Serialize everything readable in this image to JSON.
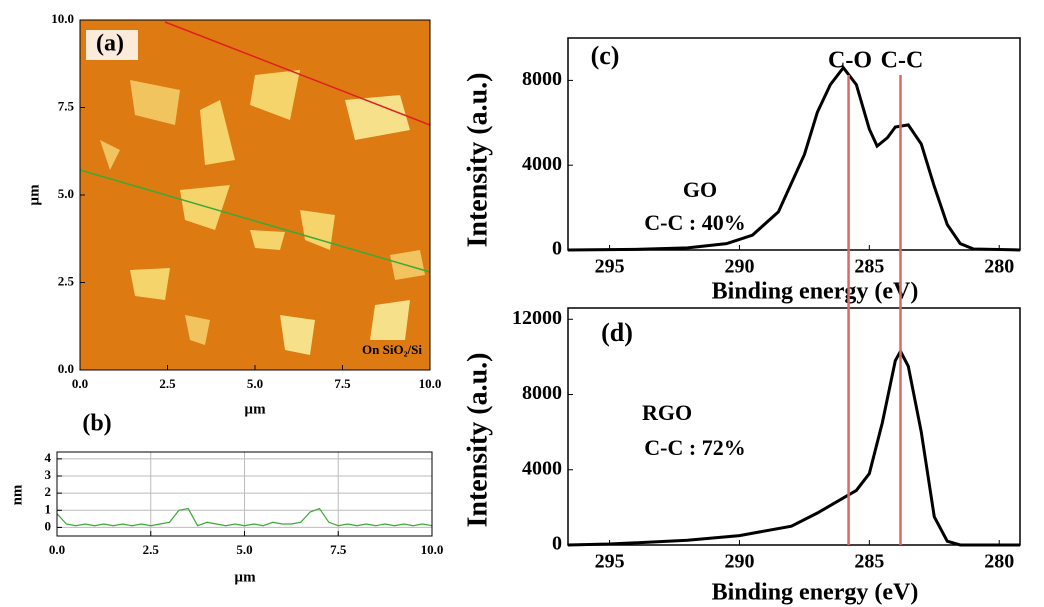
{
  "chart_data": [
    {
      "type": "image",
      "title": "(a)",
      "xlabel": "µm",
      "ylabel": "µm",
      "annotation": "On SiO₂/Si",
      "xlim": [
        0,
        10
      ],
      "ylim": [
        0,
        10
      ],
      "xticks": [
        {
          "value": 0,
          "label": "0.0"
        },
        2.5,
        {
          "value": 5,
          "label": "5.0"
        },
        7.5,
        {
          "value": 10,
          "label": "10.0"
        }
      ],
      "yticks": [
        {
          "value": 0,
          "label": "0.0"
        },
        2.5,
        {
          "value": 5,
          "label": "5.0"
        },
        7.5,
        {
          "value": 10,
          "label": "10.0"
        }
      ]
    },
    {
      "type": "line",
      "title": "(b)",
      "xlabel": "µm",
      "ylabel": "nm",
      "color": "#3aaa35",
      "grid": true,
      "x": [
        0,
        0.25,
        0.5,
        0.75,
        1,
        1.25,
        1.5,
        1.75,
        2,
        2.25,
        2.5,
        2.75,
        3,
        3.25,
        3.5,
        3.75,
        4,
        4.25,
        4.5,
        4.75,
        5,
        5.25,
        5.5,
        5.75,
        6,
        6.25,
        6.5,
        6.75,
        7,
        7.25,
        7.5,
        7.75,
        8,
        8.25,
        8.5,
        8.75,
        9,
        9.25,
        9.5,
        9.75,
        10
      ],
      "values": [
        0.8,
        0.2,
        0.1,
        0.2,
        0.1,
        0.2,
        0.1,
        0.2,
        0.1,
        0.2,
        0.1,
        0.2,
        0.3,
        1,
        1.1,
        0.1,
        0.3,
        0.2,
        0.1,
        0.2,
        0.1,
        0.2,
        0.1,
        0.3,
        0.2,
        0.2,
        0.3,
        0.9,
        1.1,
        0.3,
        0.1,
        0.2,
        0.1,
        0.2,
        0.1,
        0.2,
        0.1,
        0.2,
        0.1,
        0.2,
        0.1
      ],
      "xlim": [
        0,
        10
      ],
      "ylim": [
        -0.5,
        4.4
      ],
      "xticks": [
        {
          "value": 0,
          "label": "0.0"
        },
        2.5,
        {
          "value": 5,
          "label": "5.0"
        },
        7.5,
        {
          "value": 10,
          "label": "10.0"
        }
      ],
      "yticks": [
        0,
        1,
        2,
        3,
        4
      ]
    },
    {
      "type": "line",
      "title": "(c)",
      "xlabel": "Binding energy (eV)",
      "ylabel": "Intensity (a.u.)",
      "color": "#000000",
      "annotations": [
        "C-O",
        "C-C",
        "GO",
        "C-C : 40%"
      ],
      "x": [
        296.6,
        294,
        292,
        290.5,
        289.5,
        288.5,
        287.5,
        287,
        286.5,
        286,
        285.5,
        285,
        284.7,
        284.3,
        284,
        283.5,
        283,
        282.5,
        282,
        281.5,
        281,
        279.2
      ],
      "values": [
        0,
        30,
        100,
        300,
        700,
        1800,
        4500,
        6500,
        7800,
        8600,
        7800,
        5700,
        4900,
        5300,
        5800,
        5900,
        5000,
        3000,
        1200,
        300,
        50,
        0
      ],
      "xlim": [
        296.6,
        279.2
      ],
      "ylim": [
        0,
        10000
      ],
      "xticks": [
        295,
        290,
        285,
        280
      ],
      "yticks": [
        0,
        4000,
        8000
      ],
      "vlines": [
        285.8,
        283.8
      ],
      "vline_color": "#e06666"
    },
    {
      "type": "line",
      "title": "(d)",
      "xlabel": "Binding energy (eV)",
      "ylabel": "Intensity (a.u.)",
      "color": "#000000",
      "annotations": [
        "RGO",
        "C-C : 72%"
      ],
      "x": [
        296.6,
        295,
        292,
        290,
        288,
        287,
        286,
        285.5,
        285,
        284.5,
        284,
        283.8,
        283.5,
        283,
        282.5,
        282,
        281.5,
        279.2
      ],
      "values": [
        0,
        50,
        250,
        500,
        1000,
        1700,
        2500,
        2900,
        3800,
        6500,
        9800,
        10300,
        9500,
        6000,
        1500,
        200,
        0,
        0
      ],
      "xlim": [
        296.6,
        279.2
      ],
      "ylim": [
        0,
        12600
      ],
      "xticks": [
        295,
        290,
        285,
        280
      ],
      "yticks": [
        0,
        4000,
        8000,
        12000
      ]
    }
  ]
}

---

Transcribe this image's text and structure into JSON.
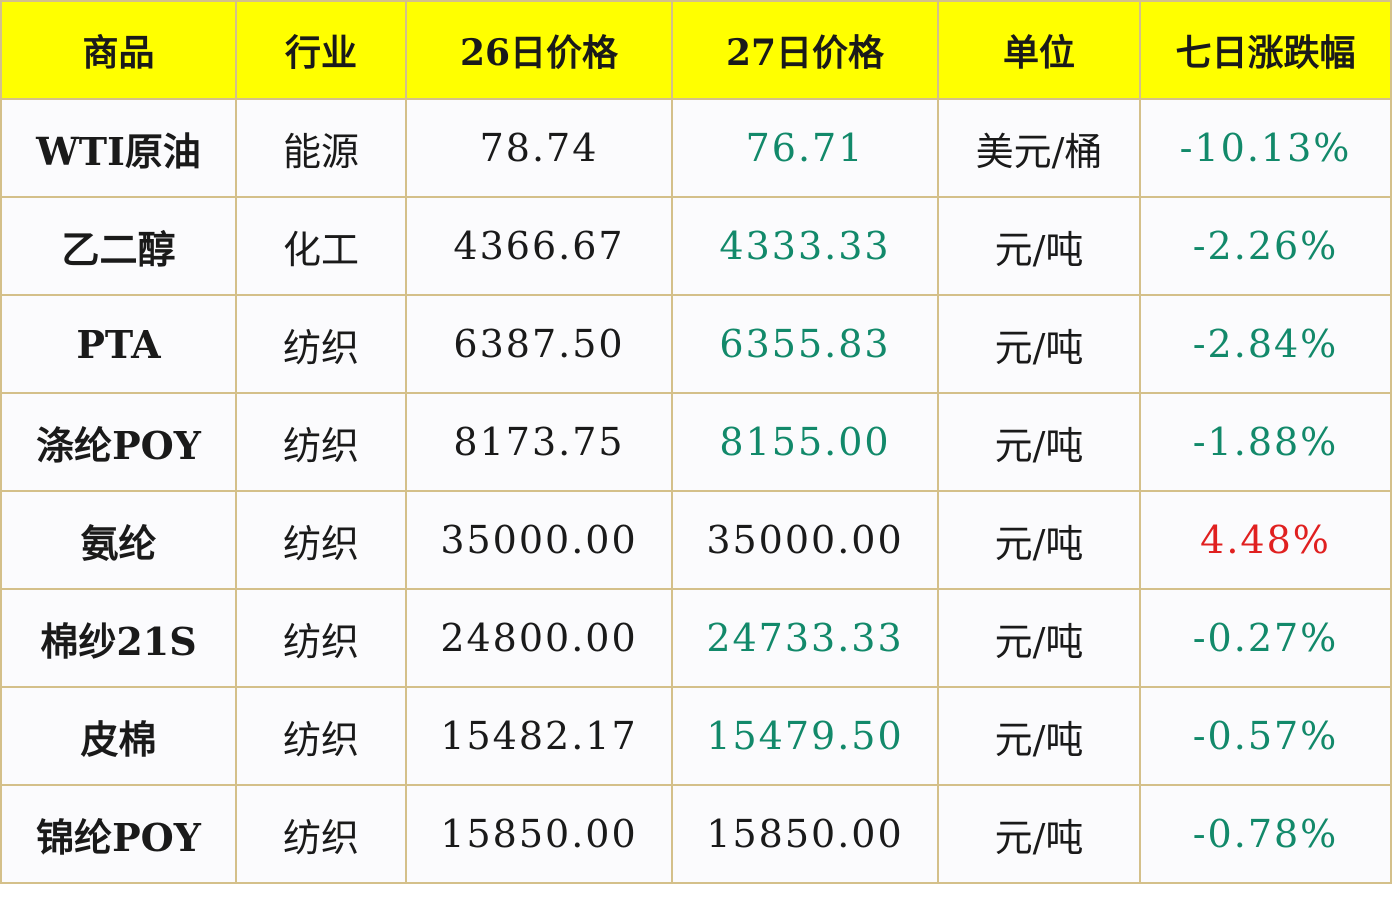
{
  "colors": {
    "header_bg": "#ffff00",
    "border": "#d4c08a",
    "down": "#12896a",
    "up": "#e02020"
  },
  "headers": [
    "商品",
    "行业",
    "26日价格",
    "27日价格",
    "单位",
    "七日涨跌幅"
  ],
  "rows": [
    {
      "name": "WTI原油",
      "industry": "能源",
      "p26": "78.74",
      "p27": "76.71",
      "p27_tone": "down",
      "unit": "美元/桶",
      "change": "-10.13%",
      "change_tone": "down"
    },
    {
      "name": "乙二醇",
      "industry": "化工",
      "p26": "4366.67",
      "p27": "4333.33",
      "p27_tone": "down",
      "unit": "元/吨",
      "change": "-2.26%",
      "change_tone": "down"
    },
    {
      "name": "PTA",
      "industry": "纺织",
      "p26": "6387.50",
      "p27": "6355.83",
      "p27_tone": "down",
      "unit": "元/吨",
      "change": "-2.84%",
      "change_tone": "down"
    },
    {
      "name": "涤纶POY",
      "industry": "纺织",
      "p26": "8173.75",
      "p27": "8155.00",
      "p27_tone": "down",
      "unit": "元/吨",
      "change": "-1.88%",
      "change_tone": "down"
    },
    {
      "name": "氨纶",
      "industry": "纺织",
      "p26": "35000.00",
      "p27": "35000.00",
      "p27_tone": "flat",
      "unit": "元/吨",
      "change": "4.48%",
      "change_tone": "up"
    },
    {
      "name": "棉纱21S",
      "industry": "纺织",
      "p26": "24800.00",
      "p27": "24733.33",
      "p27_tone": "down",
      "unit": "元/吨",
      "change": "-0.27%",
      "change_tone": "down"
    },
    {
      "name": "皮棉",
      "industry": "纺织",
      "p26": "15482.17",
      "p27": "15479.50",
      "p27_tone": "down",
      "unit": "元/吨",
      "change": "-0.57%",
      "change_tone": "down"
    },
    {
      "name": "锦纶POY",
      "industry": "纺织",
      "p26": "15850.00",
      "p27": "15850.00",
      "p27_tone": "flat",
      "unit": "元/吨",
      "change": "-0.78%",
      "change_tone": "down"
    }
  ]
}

> _Task details_: Pull out the lines above in which the word "this" appears.

> _Exercise answer_:
Serialize everything readable in this image to JSON.
Transcribe this image's text and structure into JSON.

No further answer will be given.